TASK – Transcribe the material in full. Nothing should differ except that the pictures are left out.

RECORD EXTRACTS –
[Begin]

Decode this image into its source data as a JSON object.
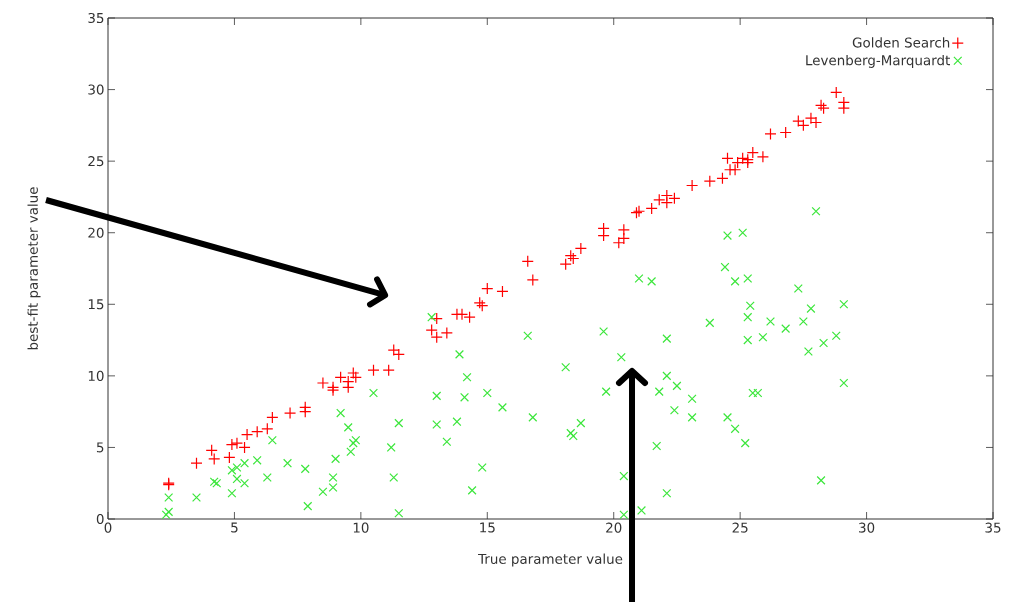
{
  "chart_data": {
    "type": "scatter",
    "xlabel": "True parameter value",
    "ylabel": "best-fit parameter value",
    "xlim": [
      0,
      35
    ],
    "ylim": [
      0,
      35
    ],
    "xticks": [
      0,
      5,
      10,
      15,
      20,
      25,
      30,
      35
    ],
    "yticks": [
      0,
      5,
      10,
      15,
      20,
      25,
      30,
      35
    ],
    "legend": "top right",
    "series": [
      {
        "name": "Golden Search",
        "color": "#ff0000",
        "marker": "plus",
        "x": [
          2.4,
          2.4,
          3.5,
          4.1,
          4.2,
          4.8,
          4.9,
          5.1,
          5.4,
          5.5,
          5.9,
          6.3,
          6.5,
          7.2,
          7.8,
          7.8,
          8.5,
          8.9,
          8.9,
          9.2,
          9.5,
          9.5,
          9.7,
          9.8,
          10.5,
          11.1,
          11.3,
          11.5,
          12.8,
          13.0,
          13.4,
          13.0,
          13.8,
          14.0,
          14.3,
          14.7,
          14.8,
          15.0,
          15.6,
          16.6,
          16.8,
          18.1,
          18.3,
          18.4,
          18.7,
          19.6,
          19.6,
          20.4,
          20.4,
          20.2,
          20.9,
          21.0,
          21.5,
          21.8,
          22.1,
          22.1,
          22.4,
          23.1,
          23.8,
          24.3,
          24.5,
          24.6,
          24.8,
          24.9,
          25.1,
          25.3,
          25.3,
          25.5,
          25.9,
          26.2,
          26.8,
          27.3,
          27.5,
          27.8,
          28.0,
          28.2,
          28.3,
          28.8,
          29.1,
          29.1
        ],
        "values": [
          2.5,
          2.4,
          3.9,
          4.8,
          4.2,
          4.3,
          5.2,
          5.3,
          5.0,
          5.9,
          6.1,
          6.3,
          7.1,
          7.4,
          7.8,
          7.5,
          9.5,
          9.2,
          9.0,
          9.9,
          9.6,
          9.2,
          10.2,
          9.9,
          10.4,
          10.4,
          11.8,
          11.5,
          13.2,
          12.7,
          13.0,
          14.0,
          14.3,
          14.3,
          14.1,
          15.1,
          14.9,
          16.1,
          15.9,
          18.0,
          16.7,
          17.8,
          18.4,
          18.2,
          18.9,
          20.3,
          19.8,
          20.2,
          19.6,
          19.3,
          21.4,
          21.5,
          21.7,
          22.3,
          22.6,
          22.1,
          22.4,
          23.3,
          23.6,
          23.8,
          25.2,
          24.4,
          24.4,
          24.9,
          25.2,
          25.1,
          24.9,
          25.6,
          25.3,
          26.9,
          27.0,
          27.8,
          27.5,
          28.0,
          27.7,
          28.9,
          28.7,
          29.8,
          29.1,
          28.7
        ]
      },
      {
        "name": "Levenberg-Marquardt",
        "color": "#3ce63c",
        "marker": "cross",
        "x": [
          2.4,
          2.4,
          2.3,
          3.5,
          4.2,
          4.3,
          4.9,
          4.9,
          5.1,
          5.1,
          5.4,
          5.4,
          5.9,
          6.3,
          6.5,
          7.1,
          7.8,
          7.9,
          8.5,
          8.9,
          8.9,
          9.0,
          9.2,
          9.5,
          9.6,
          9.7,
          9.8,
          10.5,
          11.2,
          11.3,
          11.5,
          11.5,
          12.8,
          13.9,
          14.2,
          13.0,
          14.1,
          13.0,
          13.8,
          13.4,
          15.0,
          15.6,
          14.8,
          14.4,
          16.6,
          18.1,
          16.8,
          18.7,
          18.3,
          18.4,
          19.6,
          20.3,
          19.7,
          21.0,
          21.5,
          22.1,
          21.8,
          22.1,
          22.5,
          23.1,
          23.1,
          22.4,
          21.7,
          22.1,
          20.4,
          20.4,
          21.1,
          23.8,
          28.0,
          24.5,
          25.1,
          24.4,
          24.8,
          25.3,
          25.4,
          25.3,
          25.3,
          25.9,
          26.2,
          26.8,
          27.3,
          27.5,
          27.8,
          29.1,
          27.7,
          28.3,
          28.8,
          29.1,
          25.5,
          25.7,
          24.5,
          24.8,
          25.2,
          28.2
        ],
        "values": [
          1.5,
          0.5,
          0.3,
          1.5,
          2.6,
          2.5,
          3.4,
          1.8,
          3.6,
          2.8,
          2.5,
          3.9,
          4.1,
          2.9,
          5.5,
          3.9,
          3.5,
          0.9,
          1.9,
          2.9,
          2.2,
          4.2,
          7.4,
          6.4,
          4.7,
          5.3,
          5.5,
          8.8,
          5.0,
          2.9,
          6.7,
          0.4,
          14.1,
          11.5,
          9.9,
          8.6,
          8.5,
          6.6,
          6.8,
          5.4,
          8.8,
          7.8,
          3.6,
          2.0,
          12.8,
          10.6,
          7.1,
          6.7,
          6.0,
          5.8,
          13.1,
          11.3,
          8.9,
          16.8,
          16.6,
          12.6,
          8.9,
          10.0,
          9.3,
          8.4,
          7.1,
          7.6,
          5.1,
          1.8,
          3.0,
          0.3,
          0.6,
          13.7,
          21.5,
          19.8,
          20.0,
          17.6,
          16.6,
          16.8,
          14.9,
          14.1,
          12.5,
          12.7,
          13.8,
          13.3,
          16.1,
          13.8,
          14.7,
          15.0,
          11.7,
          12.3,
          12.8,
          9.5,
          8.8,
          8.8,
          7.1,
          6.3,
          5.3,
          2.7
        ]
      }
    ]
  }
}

[End]

THE RESPONSE –
Decode this image into its source data as a JSON object.
{
  "chart_data": {
    "type": "scatter",
    "xlabel": "True parameter value",
    "ylabel": "best-fit parameter value",
    "xlim": [
      0,
      35
    ],
    "ylim": [
      0,
      35
    ],
    "xticks": [
      0,
      5,
      10,
      15,
      20,
      25,
      30,
      35
    ],
    "yticks": [
      0,
      5,
      10,
      15,
      20,
      25,
      30,
      35
    ],
    "legend": "top right",
    "series": [
      {
        "name": "Golden Search",
        "color": "#ff0000",
        "marker": "plus",
        "x": [
          2.4,
          2.4,
          3.5,
          4.1,
          4.2,
          4.8,
          4.9,
          5.1,
          5.4,
          5.5,
          5.9,
          6.3,
          6.5,
          7.2,
          7.8,
          7.8,
          8.5,
          8.9,
          8.9,
          9.2,
          9.5,
          9.5,
          9.7,
          9.8,
          10.5,
          11.1,
          11.3,
          11.5,
          12.8,
          13.0,
          13.4,
          13.0,
          13.8,
          14.0,
          14.3,
          14.7,
          14.8,
          15.0,
          15.6,
          16.6,
          16.8,
          18.1,
          18.3,
          18.4,
          18.7,
          19.6,
          19.6,
          20.4,
          20.4,
          20.2,
          20.9,
          21.0,
          21.5,
          21.8,
          22.1,
          22.1,
          22.4,
          23.1,
          23.8,
          24.3,
          24.5,
          24.6,
          24.8,
          24.9,
          25.1,
          25.3,
          25.3,
          25.5,
          25.9,
          26.2,
          26.8,
          27.3,
          27.5,
          27.8,
          28.0,
          28.2,
          28.3,
          28.8,
          29.1,
          29.1
        ],
        "values": [
          2.5,
          2.4,
          3.9,
          4.8,
          4.2,
          4.3,
          5.2,
          5.3,
          5.0,
          5.9,
          6.1,
          6.3,
          7.1,
          7.4,
          7.8,
          7.5,
          9.5,
          9.2,
          9.0,
          9.9,
          9.6,
          9.2,
          10.2,
          9.9,
          10.4,
          10.4,
          11.8,
          11.5,
          13.2,
          12.7,
          13.0,
          14.0,
          14.3,
          14.3,
          14.1,
          15.1,
          14.9,
          16.1,
          15.9,
          18.0,
          16.7,
          17.8,
          18.4,
          18.2,
          18.9,
          20.3,
          19.8,
          20.2,
          19.6,
          19.3,
          21.4,
          21.5,
          21.7,
          22.3,
          22.6,
          22.1,
          22.4,
          23.3,
          23.6,
          23.8,
          25.2,
          24.4,
          24.4,
          24.9,
          25.2,
          25.1,
          24.9,
          25.6,
          25.3,
          26.9,
          27.0,
          27.8,
          27.5,
          28.0,
          27.7,
          28.9,
          28.7,
          29.8,
          29.1,
          28.7
        ]
      },
      {
        "name": "Levenberg-Marquardt",
        "color": "#3ce63c",
        "marker": "cross",
        "x": [
          2.4,
          2.4,
          2.3,
          3.5,
          4.2,
          4.3,
          4.9,
          4.9,
          5.1,
          5.1,
          5.4,
          5.4,
          5.9,
          6.3,
          6.5,
          7.1,
          7.8,
          7.9,
          8.5,
          8.9,
          8.9,
          9.0,
          9.2,
          9.5,
          9.6,
          9.7,
          9.8,
          10.5,
          11.2,
          11.3,
          11.5,
          11.5,
          12.8,
          13.9,
          14.2,
          13.0,
          14.1,
          13.0,
          13.8,
          13.4,
          15.0,
          15.6,
          14.8,
          14.4,
          16.6,
          18.1,
          16.8,
          18.7,
          18.3,
          18.4,
          19.6,
          20.3,
          19.7,
          21.0,
          21.5,
          22.1,
          21.8,
          22.1,
          22.5,
          23.1,
          23.1,
          22.4,
          21.7,
          22.1,
          20.4,
          20.4,
          21.1,
          23.8,
          28.0,
          24.5,
          25.1,
          24.4,
          24.8,
          25.3,
          25.4,
          25.3,
          25.3,
          25.9,
          26.2,
          26.8,
          27.3,
          27.5,
          27.8,
          29.1,
          27.7,
          28.3,
          28.8,
          29.1,
          25.5,
          25.7,
          24.5,
          24.8,
          25.2,
          28.2
        ],
        "values": [
          1.5,
          0.5,
          0.3,
          1.5,
          2.6,
          2.5,
          3.4,
          1.8,
          3.6,
          2.8,
          2.5,
          3.9,
          4.1,
          2.9,
          5.5,
          3.9,
          3.5,
          0.9,
          1.9,
          2.9,
          2.2,
          4.2,
          7.4,
          6.4,
          4.7,
          5.3,
          5.5,
          8.8,
          5.0,
          2.9,
          6.7,
          0.4,
          14.1,
          11.5,
          9.9,
          8.6,
          8.5,
          6.6,
          6.8,
          5.4,
          8.8,
          7.8,
          3.6,
          2.0,
          12.8,
          10.6,
          7.1,
          6.7,
          6.0,
          5.8,
          13.1,
          11.3,
          8.9,
          16.8,
          16.6,
          12.6,
          8.9,
          10.0,
          9.3,
          8.4,
          7.1,
          7.6,
          5.1,
          1.8,
          3.0,
          0.3,
          0.6,
          13.7,
          21.5,
          19.8,
          20.0,
          17.6,
          16.6,
          16.8,
          14.9,
          14.1,
          12.5,
          12.7,
          13.8,
          13.3,
          16.1,
          13.8,
          14.7,
          15.0,
          11.7,
          12.3,
          12.8,
          9.5,
          8.8,
          8.8,
          7.1,
          6.3,
          5.3,
          2.7
        ]
      }
    ]
  }
}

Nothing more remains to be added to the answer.